• [WHAT YOU ARE ASKED TO DO]:
For the entries below, how many lines include the word "valikoima"? Give the figure and nothing more.

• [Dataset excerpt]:
* * *

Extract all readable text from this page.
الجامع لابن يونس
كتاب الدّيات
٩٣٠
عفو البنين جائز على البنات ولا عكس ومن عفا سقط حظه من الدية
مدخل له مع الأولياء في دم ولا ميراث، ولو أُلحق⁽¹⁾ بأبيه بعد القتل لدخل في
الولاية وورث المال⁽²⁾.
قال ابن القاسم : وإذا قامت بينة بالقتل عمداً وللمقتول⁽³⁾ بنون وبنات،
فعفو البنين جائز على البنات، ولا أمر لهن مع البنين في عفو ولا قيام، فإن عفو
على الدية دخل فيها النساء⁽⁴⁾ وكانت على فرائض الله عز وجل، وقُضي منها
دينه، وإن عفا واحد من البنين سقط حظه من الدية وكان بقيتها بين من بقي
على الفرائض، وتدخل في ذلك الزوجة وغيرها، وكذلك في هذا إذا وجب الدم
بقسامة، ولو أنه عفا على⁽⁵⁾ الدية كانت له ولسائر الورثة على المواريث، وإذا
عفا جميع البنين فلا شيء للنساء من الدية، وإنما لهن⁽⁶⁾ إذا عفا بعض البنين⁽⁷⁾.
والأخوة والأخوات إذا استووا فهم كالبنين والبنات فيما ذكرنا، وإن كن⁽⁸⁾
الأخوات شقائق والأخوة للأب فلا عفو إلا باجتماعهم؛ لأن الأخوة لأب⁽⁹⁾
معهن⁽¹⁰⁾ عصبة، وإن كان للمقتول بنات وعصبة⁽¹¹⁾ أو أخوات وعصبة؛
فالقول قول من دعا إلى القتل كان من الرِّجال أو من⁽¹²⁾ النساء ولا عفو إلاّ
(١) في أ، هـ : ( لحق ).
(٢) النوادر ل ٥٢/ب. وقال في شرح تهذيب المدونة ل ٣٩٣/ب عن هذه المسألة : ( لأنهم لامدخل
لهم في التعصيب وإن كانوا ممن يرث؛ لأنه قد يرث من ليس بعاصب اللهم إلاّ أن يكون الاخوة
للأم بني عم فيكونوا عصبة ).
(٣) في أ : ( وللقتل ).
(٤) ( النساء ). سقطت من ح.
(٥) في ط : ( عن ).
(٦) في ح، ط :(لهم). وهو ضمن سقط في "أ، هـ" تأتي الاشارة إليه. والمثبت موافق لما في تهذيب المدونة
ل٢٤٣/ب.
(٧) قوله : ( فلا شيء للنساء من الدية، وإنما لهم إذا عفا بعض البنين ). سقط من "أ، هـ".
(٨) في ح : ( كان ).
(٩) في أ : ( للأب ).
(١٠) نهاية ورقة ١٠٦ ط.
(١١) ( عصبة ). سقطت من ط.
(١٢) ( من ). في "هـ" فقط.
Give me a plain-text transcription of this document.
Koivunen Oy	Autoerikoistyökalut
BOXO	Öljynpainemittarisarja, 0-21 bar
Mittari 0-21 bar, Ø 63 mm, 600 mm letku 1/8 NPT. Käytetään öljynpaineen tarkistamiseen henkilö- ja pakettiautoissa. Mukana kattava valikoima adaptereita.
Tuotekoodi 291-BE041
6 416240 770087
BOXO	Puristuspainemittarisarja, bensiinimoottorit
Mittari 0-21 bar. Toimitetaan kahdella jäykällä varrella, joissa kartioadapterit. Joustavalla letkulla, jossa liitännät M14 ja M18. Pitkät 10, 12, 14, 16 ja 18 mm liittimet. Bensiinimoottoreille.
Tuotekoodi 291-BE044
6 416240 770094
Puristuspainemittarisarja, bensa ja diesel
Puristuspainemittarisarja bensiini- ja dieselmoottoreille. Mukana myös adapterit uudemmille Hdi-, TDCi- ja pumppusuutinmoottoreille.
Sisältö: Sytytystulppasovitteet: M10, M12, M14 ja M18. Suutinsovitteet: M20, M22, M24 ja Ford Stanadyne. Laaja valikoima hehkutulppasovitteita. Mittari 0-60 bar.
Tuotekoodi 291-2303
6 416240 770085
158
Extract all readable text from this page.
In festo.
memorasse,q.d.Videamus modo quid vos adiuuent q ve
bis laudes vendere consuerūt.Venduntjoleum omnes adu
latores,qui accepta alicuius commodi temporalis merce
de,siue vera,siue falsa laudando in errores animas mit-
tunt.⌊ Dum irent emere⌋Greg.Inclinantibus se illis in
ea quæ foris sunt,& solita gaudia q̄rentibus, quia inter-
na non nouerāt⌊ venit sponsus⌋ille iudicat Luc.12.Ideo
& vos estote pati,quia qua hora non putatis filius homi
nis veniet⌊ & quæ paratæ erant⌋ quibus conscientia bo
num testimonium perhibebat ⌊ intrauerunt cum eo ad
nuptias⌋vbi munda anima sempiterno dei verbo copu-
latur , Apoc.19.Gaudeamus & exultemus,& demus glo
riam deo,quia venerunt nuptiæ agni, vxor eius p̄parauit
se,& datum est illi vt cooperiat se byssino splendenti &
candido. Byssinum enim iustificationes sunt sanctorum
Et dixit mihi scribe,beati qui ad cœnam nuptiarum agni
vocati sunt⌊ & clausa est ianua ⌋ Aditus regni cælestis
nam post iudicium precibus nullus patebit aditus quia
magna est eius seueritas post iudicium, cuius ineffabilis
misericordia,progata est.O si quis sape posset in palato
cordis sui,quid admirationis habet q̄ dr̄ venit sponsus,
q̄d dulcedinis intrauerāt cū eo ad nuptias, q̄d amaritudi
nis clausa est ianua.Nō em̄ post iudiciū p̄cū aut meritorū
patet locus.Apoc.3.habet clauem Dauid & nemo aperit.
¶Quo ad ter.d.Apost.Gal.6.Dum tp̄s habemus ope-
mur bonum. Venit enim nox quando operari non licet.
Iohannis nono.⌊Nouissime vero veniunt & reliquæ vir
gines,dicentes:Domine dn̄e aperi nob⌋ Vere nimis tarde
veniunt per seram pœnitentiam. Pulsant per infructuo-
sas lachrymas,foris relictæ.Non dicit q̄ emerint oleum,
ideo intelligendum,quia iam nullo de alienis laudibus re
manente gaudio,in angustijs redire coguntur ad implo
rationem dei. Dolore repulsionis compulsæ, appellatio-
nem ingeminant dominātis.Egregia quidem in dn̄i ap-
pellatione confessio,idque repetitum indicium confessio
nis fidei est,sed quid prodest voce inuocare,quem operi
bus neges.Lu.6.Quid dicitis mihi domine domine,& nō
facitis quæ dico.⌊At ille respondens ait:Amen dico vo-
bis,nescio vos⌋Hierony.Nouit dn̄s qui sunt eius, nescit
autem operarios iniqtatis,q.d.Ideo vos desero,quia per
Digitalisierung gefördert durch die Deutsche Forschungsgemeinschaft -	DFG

* * *

• [WRITTEN ANSWER]:
2